Directions —
From the listing below, select every line where the word "JSON" appears.

>> BEGIN Recorded data

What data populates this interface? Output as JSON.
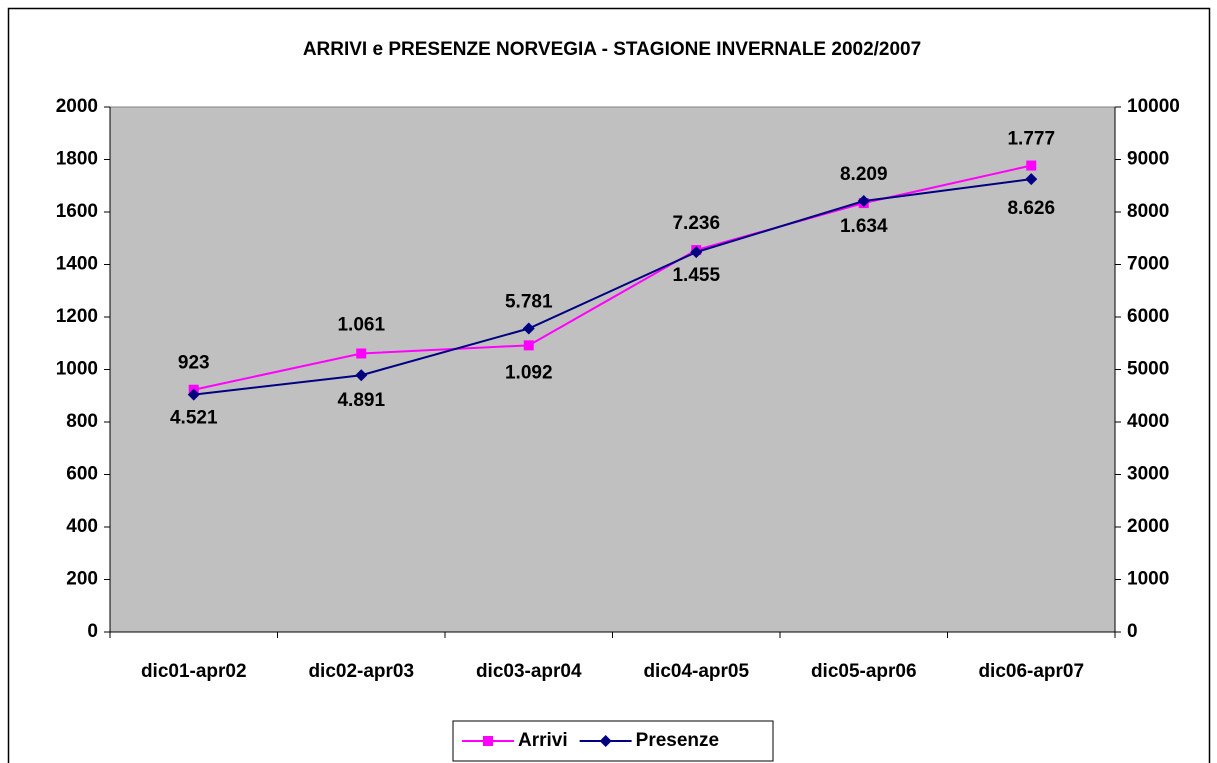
{
  "chart_data": {
    "type": "line",
    "title": "ARRIVI e PRESENZE NORVEGIA - STAGIONE INVERNALE 2002/2007",
    "categories": [
      "dic01-apr02",
      "dic02-apr03",
      "dic03-apr04",
      "dic04-apr05",
      "dic05-apr06",
      "dic06-apr07"
    ],
    "series": [
      {
        "name": "Arrivi",
        "color": "#ff00ff",
        "values": [
          923,
          1061,
          1092,
          1455,
          1634,
          1777
        ],
        "value_labels": [
          "923",
          "1.061",
          "1.092",
          "1.455",
          "1.634",
          "1.777"
        ]
      },
      {
        "name": "Presenze",
        "color": "#000080",
        "axis": "y2",
        "values": [
          4521,
          4891,
          5781,
          7236,
          8209,
          8626
        ],
        "value_labels": [
          "4.521",
          "4.891",
          "5.781",
          "7.236",
          "8.209",
          "8.626"
        ]
      }
    ],
    "ylim": [
      0,
      2000
    ],
    "yticks": [
      0,
      200,
      400,
      600,
      800,
      1000,
      1200,
      1400,
      1600,
      1800,
      2000
    ],
    "y2lim": [
      0,
      10000
    ],
    "y2ticks": [
      0,
      1000,
      2000,
      3000,
      4000,
      5000,
      6000,
      7000,
      8000,
      9000,
      10000
    ],
    "plot_background": "#c0c0c0",
    "legend": "bottom"
  }
}
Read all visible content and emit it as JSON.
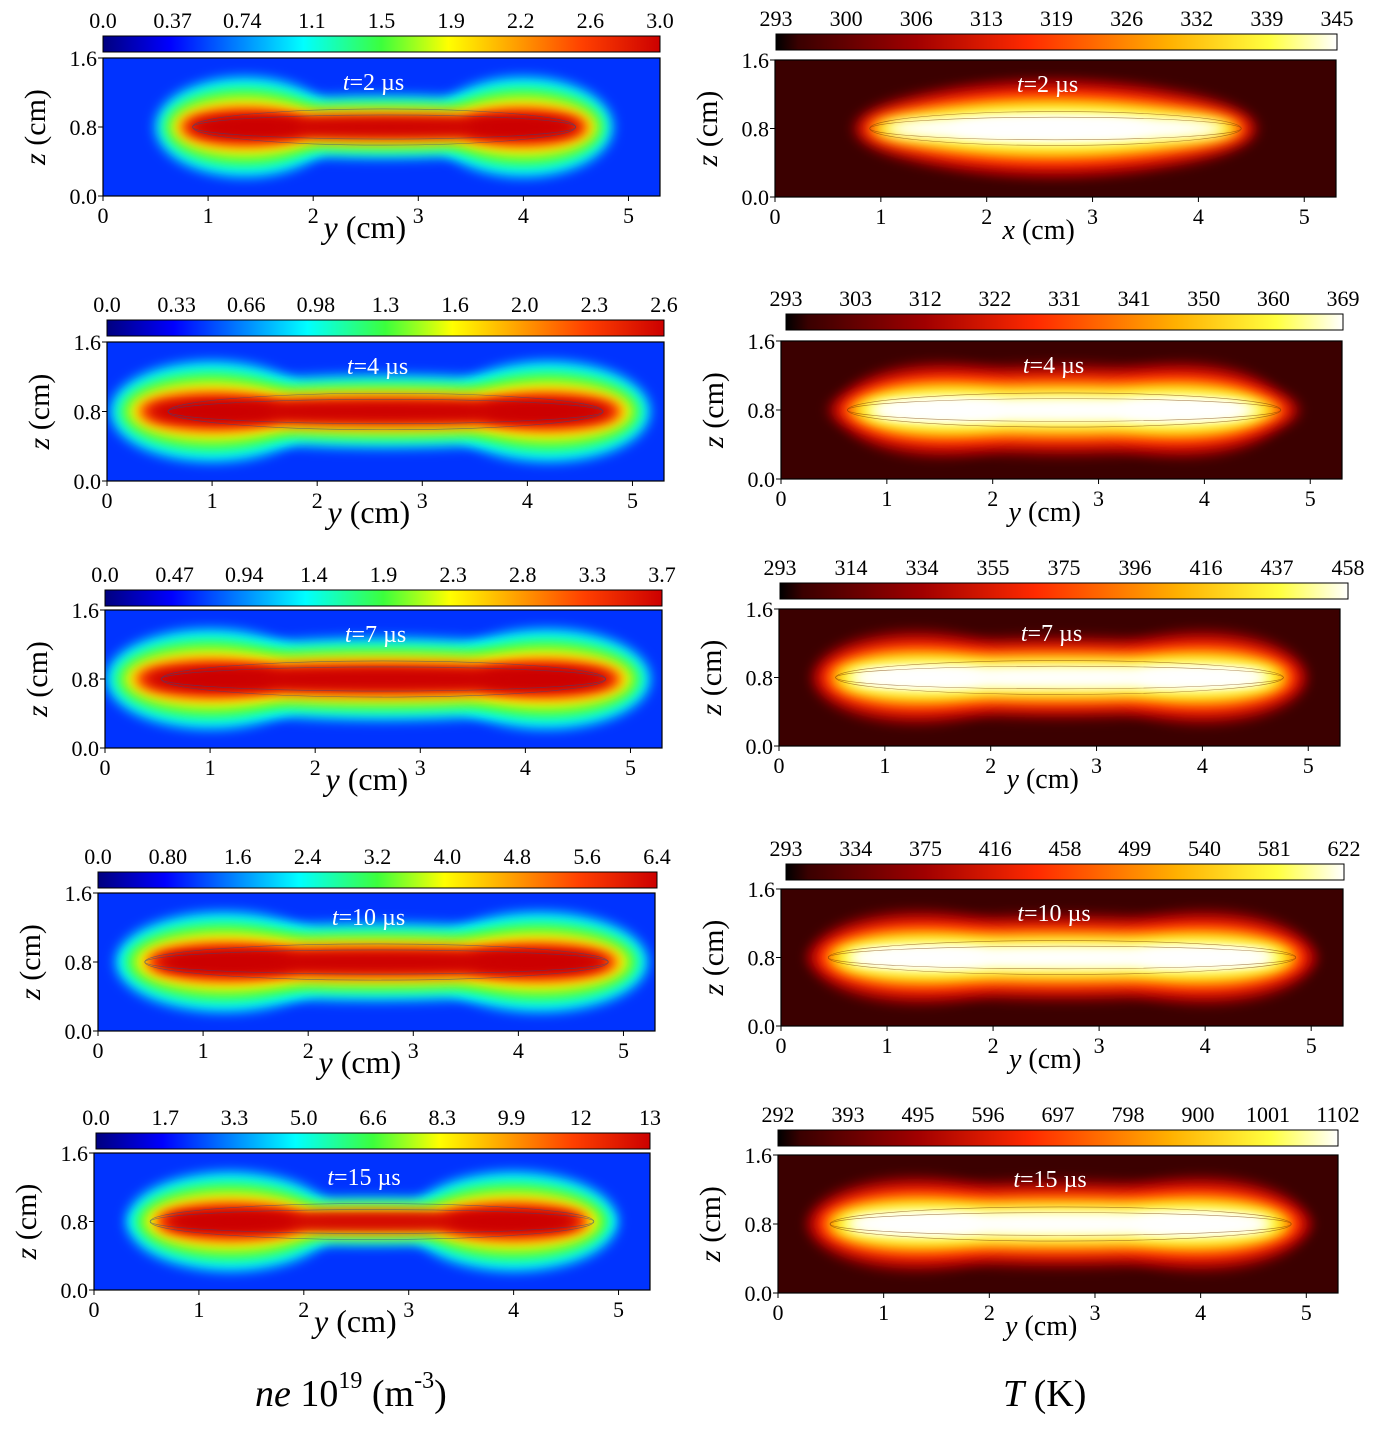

>> END Recorded data

Reply —
What data populates this interface? Output as JSON.
Read all visible content and emit it as JSON.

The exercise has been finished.